— BEGIN The input —

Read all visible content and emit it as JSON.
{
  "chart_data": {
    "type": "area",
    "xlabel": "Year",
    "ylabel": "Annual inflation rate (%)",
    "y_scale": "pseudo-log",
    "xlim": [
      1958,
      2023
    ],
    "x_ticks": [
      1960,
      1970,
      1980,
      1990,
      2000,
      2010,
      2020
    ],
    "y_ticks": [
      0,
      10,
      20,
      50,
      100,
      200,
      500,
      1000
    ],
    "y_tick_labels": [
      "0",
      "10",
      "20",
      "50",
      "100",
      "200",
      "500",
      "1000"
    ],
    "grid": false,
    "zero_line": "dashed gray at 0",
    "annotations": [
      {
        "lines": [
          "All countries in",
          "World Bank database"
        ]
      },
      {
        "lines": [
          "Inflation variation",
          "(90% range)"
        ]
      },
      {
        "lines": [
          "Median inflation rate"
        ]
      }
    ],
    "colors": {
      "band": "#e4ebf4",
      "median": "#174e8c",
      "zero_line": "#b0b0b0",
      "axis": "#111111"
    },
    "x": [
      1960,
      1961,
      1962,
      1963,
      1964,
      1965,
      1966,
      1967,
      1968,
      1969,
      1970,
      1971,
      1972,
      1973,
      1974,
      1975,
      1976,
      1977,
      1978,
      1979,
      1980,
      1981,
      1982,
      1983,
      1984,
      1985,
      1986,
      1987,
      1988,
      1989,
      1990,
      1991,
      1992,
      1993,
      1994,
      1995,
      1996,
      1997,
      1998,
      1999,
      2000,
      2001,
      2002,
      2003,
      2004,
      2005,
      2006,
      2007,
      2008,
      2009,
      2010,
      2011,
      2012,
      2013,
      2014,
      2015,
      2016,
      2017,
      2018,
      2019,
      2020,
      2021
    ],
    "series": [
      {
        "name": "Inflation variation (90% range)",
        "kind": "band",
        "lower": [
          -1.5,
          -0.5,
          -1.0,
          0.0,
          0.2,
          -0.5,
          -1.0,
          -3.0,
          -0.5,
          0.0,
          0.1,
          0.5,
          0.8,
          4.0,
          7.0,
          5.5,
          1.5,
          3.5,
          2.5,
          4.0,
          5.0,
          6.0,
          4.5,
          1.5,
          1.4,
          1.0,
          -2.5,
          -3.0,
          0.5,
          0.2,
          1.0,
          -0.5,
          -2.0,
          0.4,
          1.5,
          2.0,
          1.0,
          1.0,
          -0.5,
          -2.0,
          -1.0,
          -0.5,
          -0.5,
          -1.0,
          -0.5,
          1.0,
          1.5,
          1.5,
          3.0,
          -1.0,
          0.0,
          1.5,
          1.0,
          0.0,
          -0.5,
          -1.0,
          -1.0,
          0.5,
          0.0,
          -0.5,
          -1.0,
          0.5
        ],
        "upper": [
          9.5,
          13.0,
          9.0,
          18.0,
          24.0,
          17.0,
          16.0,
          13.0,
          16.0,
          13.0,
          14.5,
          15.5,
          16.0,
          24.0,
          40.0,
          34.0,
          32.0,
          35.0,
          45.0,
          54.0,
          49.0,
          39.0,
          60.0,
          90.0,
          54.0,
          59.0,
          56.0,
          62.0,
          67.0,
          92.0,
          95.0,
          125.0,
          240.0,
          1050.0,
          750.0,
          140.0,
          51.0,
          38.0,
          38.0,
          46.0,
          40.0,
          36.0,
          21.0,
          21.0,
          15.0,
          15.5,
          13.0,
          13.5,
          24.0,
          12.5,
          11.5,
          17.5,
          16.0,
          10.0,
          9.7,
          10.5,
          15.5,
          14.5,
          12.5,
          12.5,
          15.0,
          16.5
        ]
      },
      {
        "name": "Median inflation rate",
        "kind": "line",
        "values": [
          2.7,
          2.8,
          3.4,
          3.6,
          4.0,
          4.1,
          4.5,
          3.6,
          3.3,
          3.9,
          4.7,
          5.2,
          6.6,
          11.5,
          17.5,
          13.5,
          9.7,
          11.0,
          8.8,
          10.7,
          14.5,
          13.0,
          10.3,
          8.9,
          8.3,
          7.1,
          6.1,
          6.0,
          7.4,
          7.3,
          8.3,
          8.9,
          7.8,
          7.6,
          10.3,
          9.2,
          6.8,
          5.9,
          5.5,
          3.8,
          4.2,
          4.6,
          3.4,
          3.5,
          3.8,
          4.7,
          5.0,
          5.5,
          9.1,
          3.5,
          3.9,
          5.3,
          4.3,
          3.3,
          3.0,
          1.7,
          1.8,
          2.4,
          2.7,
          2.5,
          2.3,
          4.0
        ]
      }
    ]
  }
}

— END The input —

• [Goal] Copy out every line in the listing where the word "name" appears.

• [Output of the task]
        "name": "Inflation variation (90% range)",
        "name": "Median inflation rate",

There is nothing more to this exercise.